— BEGIN MATERIALS PROVIDED —

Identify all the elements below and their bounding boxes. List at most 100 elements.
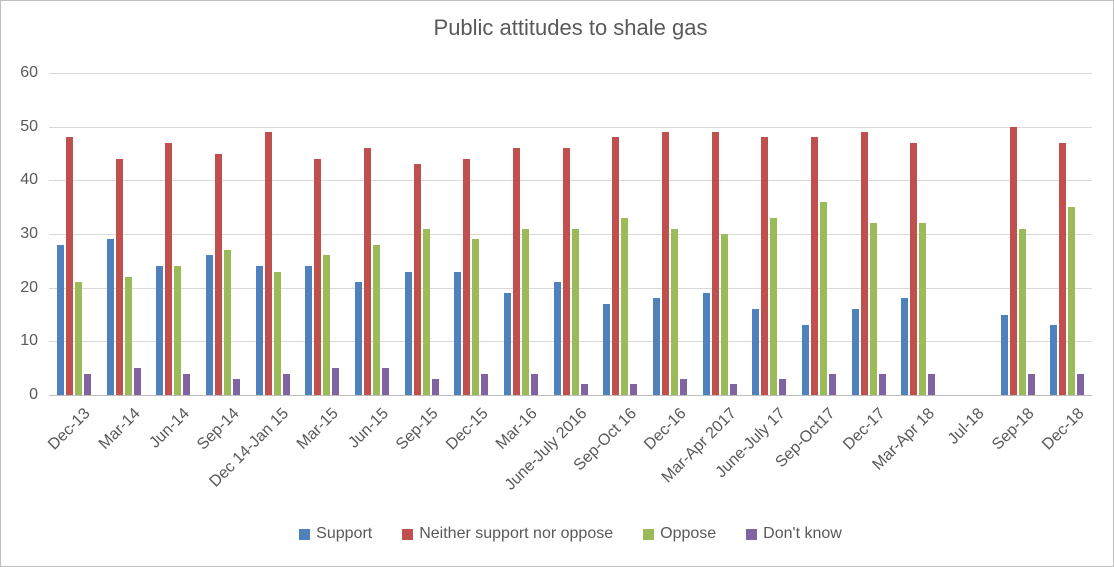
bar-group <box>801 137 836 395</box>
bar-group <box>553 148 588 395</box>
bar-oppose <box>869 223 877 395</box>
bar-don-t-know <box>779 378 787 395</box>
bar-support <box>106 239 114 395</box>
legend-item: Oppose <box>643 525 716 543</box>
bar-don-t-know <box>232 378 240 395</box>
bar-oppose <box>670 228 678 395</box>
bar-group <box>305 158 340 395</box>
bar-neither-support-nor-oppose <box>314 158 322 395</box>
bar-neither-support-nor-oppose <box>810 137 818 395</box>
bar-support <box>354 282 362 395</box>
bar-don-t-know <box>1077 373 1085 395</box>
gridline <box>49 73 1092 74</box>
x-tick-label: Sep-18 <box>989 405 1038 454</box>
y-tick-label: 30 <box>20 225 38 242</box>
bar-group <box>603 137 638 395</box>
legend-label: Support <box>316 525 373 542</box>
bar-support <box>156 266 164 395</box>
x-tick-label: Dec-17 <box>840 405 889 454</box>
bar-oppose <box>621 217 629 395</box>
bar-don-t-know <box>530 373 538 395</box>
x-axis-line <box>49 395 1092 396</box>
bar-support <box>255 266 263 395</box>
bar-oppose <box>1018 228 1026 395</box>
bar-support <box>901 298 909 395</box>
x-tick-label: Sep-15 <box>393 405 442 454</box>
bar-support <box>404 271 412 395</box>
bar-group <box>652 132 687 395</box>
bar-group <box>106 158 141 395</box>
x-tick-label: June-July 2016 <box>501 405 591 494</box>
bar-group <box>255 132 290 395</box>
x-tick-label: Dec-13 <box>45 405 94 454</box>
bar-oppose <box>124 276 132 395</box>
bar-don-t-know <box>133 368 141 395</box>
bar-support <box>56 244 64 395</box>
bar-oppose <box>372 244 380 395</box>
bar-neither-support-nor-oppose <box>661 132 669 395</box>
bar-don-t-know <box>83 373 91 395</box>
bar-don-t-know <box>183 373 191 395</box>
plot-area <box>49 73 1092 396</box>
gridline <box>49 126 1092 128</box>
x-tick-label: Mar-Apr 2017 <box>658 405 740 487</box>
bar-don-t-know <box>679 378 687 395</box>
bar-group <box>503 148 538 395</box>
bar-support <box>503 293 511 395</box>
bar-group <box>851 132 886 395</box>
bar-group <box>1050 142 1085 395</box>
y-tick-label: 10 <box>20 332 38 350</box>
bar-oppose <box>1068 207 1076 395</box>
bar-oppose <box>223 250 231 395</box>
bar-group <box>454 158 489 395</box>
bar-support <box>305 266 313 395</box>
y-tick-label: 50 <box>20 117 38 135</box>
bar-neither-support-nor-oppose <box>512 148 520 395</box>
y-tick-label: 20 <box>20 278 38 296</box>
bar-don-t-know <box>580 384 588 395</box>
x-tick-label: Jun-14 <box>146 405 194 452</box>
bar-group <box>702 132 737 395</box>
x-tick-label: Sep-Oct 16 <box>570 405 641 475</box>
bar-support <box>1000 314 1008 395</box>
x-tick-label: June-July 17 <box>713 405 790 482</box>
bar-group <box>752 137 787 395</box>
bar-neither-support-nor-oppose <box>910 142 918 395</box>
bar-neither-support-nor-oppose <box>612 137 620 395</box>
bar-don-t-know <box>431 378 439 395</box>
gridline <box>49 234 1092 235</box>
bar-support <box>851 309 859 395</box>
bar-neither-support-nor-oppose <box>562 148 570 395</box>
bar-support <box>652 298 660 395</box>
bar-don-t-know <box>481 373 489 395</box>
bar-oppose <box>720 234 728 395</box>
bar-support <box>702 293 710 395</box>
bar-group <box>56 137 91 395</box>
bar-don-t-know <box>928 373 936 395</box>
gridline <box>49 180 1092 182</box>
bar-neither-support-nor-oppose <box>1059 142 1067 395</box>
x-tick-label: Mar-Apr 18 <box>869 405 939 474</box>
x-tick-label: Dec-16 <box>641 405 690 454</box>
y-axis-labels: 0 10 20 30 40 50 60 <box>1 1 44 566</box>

— END MATERIALS PROVIDED —

WHAT IS BEING ASKED.
List every line of the data above that contains the string "June", treating uppercase and lowercase as different.

THE REPLY.
x-tick-label: June-July 2016 <box>501 405 591 494</box>
x-tick-label: June-July 17 <box>713 405 790 482</box>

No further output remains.